SET PROBLEM
Draw out every line with the word "that" from the listing below.

(Dataset records)
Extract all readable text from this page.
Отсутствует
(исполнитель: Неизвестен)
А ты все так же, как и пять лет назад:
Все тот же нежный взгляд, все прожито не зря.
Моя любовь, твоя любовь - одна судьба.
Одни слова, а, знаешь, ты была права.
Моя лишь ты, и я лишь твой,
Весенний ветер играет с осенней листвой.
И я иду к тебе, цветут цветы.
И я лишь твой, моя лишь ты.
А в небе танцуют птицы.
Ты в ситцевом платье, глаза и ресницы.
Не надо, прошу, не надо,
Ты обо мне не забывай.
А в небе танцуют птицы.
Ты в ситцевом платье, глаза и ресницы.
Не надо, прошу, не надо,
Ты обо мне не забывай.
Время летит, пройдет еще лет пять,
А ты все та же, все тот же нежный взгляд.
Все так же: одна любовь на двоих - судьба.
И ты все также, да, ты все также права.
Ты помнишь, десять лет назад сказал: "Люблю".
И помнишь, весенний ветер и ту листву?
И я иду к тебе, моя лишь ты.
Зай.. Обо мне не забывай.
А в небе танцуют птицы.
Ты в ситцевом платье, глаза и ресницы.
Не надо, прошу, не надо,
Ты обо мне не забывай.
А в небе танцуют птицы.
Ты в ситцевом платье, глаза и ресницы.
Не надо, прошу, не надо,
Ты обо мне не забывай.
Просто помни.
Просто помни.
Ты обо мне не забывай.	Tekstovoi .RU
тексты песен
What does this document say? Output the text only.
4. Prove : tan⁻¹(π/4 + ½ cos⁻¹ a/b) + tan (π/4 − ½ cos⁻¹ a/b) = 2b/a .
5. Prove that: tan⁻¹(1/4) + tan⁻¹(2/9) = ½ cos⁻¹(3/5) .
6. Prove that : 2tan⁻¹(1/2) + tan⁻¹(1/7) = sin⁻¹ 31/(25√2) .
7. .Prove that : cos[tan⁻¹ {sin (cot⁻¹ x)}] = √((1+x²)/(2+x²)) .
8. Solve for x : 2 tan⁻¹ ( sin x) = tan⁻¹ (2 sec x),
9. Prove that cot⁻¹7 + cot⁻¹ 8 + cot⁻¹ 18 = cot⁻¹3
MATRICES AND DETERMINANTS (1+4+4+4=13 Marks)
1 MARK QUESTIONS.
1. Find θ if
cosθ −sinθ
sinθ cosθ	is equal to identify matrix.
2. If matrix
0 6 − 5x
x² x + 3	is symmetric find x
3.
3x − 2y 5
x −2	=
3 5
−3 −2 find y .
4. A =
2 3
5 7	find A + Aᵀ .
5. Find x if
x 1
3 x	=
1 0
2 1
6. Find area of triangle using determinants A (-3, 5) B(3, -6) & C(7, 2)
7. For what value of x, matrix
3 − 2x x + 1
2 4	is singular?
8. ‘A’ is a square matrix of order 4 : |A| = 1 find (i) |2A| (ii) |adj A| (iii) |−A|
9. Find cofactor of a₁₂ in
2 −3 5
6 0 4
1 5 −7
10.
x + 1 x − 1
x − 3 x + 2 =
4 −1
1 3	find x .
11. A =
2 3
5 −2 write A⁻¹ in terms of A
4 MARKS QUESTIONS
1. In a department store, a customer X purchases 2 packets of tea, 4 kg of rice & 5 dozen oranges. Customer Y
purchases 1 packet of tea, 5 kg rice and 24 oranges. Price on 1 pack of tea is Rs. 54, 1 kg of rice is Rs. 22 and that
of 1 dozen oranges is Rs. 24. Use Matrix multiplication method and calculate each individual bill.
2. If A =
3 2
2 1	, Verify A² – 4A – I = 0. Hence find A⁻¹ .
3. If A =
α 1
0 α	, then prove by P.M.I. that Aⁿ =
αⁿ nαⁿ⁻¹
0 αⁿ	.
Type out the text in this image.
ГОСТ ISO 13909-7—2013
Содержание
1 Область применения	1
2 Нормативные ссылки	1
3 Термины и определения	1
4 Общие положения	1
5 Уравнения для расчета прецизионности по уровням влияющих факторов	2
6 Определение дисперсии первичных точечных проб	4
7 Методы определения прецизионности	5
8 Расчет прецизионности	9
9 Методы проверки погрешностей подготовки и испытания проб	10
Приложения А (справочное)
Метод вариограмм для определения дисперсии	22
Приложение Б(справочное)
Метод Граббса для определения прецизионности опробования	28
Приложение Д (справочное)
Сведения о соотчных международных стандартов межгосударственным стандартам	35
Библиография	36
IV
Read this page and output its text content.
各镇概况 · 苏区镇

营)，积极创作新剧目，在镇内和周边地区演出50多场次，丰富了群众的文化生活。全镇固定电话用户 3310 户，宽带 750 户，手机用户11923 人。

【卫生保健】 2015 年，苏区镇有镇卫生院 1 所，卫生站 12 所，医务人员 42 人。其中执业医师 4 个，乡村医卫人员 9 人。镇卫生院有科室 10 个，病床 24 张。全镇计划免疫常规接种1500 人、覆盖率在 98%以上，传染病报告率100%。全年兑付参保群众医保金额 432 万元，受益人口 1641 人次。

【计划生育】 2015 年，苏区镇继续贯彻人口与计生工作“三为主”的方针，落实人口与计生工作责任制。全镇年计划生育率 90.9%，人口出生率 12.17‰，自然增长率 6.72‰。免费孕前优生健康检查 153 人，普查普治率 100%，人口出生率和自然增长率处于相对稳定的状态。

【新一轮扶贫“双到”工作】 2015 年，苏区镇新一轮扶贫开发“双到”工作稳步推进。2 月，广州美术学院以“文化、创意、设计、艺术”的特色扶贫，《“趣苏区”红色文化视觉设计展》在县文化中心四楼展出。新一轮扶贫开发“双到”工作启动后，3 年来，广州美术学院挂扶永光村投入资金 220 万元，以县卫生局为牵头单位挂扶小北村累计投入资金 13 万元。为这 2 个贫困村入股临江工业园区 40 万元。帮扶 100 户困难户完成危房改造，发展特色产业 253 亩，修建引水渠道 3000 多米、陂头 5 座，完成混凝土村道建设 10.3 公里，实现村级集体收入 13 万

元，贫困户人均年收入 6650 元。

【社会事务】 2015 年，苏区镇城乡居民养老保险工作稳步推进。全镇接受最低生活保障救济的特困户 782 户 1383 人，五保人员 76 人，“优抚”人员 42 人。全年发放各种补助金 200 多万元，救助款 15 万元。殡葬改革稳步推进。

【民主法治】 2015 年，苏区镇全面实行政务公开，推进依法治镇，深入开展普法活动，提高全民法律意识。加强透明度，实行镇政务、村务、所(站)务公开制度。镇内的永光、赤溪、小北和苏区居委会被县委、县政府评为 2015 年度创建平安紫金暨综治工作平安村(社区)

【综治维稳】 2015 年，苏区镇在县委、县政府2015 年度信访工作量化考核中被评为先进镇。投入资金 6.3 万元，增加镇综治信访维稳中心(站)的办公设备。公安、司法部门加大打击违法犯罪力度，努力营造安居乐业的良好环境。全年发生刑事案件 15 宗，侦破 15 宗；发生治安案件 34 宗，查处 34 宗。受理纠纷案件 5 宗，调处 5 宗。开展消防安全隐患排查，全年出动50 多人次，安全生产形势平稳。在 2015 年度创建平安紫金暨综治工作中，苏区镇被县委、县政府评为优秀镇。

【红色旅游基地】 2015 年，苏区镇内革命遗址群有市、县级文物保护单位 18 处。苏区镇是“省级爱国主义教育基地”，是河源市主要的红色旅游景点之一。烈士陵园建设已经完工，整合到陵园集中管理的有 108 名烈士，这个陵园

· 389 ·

SOLUTION TO THIS EXERCISE
5. Prove that: tan⁻¹(1/4) + tan⁻¹(2/9) = ½ cos⁻¹(3/5) .
6. Prove that : 2tan⁻¹(1/2) + tan⁻¹(1/7) = sin⁻¹ 31/(25√2) .
7. .Prove that : cos[tan⁻¹ {sin (cot⁻¹ x)}] = √((1+x²)/(2+x²)) .
9. Prove that cot⁻¹7 + cot⁻¹ 8 + cot⁻¹ 18 = cot⁻¹3
purchases 1 packet of tea, 5 kg rice and 24 oranges. Price on 1 pack of tea is Rs. 54, 1 kg of rice is Rs. 22 and that
0 α	, then prove by P.M.I. that Aⁿ =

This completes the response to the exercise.